AIM OF THE EXERCISE » Gather each line in the entries that includes the string "name".

RECORDS SHOWN »

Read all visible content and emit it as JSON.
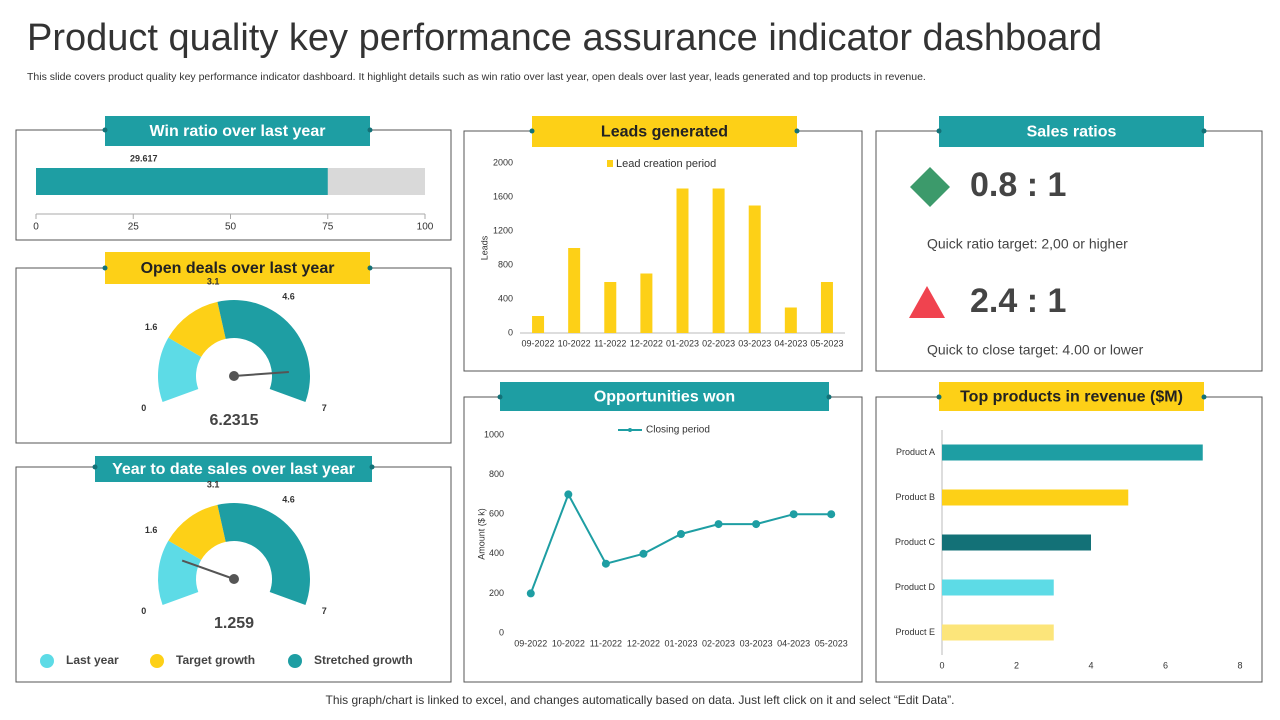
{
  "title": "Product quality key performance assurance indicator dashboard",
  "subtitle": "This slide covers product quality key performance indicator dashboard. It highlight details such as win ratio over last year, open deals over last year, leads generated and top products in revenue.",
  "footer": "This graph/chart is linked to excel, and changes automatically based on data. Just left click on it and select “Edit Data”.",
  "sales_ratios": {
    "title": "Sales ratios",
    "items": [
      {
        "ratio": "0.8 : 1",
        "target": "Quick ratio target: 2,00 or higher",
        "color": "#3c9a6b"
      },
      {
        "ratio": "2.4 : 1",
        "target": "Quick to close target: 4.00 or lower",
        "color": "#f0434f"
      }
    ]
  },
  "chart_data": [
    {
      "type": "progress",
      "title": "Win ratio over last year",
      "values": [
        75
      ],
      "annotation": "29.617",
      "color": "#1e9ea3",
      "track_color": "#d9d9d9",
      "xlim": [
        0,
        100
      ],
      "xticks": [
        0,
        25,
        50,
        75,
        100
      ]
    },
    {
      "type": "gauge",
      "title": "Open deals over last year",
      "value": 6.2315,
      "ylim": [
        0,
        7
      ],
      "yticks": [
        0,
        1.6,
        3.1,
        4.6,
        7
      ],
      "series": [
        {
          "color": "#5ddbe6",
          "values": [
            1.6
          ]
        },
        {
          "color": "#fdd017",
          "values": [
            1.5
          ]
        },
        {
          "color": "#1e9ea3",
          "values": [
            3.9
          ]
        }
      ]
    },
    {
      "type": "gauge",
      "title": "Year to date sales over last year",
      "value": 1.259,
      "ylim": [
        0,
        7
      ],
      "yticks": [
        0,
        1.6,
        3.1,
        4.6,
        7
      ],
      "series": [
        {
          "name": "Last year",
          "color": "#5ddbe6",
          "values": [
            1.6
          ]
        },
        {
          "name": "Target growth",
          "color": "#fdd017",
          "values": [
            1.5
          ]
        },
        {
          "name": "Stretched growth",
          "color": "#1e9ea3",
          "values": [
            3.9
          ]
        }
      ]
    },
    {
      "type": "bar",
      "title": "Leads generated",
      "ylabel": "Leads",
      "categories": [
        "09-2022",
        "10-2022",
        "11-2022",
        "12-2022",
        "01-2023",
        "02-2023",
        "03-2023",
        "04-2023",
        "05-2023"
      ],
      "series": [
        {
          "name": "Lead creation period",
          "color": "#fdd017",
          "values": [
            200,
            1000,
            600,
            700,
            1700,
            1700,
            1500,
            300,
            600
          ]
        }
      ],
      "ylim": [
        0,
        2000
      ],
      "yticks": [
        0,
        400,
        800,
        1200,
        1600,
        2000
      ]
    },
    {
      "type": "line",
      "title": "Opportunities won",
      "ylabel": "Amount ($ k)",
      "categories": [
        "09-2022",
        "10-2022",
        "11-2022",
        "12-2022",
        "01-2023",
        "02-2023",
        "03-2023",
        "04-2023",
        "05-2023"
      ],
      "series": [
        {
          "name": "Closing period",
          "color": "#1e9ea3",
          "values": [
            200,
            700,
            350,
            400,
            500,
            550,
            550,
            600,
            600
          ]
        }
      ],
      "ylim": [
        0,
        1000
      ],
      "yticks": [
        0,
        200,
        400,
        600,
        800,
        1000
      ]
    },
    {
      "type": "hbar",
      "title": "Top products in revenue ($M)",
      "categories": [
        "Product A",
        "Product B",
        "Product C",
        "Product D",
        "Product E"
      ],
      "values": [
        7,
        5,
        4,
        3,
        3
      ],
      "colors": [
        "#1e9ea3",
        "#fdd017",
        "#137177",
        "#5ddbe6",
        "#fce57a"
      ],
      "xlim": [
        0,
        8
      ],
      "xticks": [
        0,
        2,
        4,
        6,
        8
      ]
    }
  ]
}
...
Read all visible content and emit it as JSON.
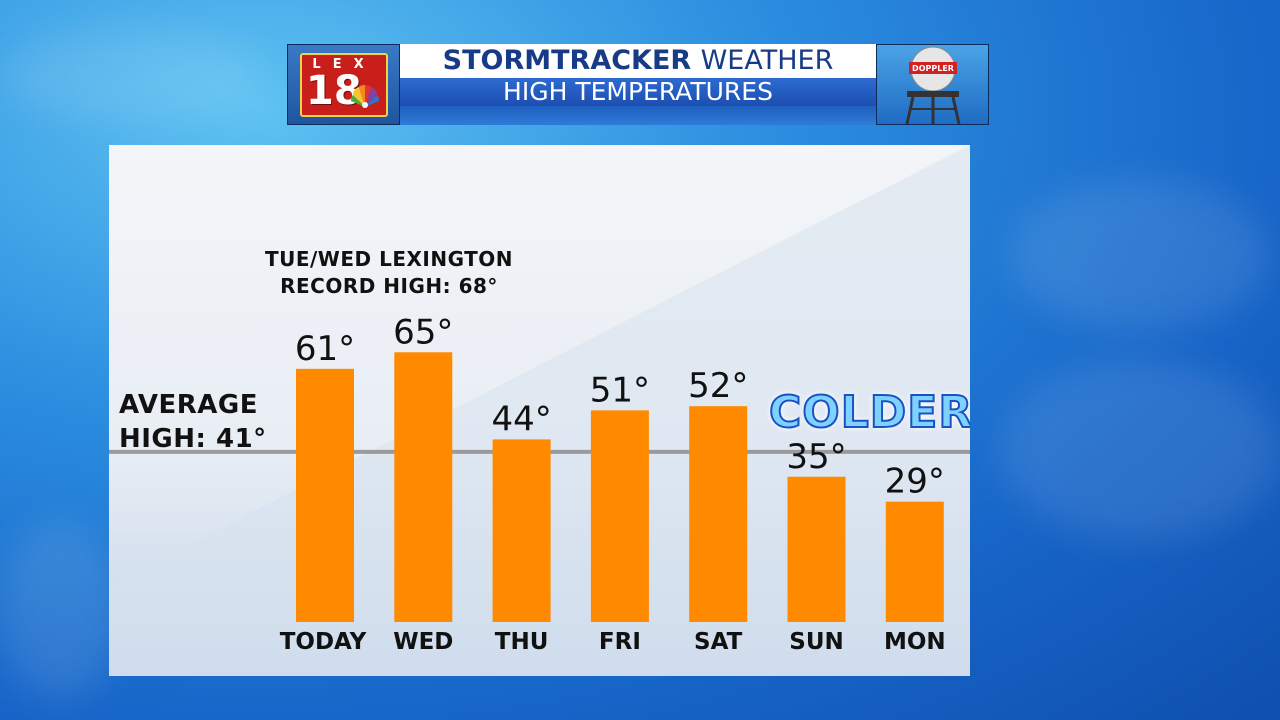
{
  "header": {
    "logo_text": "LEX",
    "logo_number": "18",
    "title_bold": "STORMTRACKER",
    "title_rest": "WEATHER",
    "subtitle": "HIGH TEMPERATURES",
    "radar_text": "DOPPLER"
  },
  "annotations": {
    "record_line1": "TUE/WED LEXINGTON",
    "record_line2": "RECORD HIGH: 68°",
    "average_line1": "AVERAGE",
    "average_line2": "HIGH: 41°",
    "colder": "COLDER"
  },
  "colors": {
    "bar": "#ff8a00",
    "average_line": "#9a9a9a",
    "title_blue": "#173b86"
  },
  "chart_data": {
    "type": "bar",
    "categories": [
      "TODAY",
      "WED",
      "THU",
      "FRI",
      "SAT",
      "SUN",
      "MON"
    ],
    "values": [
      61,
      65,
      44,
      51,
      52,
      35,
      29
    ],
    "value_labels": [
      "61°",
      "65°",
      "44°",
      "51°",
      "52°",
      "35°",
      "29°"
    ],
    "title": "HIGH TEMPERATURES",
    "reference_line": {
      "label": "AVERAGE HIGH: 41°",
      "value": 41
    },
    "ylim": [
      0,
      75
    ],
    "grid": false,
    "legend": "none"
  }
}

FINAL RESULT »
          "name": "Last year",
          "name": "Target growth",
          "name": "Stretched growth",
          "name": "Lead creation period",
          "name": "Closing period",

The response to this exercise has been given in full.